__Exercise instructions__
Restate, word for word, all of the material shown below.

__Data for processing__
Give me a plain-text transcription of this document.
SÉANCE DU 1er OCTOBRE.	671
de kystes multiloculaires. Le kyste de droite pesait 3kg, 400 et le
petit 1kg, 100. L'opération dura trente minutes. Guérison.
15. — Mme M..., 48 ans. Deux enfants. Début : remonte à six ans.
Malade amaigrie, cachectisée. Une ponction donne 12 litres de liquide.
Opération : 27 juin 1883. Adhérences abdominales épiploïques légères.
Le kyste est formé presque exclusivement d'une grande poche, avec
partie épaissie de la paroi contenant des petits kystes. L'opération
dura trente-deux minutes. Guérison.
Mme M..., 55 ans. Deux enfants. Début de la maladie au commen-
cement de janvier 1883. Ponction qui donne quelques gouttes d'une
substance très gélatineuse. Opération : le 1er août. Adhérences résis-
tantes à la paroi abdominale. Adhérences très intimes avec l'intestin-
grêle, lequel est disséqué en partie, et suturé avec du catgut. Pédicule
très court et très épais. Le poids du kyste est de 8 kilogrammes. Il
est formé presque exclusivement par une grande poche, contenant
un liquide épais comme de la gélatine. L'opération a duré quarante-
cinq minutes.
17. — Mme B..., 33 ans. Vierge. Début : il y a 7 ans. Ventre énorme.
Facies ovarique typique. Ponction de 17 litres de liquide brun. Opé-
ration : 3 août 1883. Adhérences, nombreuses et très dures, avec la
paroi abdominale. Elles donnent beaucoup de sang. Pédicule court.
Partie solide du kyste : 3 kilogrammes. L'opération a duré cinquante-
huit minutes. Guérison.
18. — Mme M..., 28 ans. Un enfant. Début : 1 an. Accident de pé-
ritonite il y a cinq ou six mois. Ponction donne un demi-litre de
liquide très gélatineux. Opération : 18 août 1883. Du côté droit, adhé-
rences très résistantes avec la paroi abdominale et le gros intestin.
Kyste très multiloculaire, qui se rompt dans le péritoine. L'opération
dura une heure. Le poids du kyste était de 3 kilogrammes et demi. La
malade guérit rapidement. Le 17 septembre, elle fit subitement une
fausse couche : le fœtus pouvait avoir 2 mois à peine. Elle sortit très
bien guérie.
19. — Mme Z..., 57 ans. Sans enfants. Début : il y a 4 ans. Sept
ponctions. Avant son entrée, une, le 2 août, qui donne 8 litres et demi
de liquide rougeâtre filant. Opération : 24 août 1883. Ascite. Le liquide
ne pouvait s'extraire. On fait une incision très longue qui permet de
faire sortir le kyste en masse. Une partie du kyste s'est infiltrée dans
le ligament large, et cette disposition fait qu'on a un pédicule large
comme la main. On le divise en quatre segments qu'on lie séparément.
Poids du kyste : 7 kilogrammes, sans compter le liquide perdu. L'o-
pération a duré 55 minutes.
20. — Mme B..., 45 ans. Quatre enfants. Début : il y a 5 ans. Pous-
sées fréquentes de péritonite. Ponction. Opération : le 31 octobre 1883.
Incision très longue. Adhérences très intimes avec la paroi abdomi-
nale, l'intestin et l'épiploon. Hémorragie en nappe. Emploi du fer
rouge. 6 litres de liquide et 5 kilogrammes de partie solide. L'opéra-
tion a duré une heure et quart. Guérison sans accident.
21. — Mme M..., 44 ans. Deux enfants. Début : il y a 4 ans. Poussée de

__Expected answer__
Give me a plain-text transcription of this document.
SÉANCE DU 1er OCTOBRE.	671
de kystes multiloculaires. Le kyste de droite pesait 3kg, 400 et le
petit 1kg, 100. L'opération dura trente minutes. Guérison.
15. — Mme M..., 48 ans. Deux enfants. Début : remonte à six ans.
Malade amaigrie, cachectisée. Une ponction donne 12 litres de liquide.
Opération : 27 juin 1883. Adhérences abdominales épiploïques légères.
Le kyste est formé presque exclusivement d'une grande poche, avec
partie épaissie de la paroi contenant des petits kystes. L'opération
dura trente-deux minutes. Guérison.
Mme M..., 55 ans. Deux enfants. Début de la maladie au commen-
cement de janvier 1883. Ponction qui donne quelques gouttes d'une
substance très gélatineuse. Opération : le 1er août. Adhérences résis-
tantes à la paroi abdominale. Adhérences très intimes avec l'intestin-
grêle, lequel est disséqué en partie, et suturé avec du catgut. Pédicule
très court et très épais. Le poids du kyste est de 8 kilogrammes. Il
est formé presque exclusivement par une grande poche, contenant
un liquide épais comme de la gélatine. L'opération a duré quarante-
cinq minutes.
17. — Mme B..., 33 ans. Vierge. Début : il y a 7 ans. Ventre énorme.
Facies ovarique typique. Ponction de 17 litres de liquide brun. Opé-
ration : 3 août 1883. Adhérences, nombreuses et très dures, avec la
paroi abdominale. Elles donnent beaucoup de sang. Pédicule court.
Partie solide du kyste : 3 kilogrammes. L'opération a duré cinquante-
huit minutes. Guérison.
18. — Mme M..., 28 ans. Un enfant. Début : 1 an. Accident de pé-
ritonite il y a cinq ou six mois. Ponction donne un demi-litre de
liquide très gélatineux. Opération : 18 août 1883. Du côté droit, adhé-
rences très résistantes avec la paroi abdominale et le gros intestin.
Kyste très multiloculaire, qui se rompt dans le péritoine. L'opération
dura une heure. Le poids du kyste était de 3 kilogrammes et demi. La
malade guérit rapidement. Le 17 septembre, elle fit subitement une
fausse couche : le fœtus pouvait avoir 2 mois à peine. Elle sortit très
bien guérie.
19. — Mme Z..., 57 ans. Sans enfants. Début : il y a 4 ans. Sept
ponctions. Avant son entrée, une, le 2 août, qui donne 8 litres et demi
de liquide rougeâtre filant. Opération : 24 août 1883. Ascite. Le liquide
ne pouvait s'extraire. On fait une incision très longue qui permet de
faire sortir le kyste en masse. Une partie du kyste s'est infiltrée dans
le ligament large, et cette disposition fait qu'on a un pédicule large
comme la main. On le divise en quatre segments qu'on lie séparément.
Poids du kyste : 7 kilogrammes, sans compter le liquide perdu. L'o-
pération a duré 55 minutes.
20. — Mme B..., 45 ans. Quatre enfants. Début : il y a 5 ans. Pous-
sées fréquentes de péritonite. Ponction. Opération : le 31 octobre 1883.
Incision très longue. Adhérences très intimes avec la paroi abdomi-
nale, l'intestin et l'épiploon. Hémorragie en nappe. Emploi du fer
rouge. 6 litres de liquide et 5 kilogrammes de partie solide. L'opéra-
tion a duré une heure et quart. Guérison sans accident.
21. — Mme M..., 44 ans. Deux enfants. Début : il y a 4 ans. Poussée de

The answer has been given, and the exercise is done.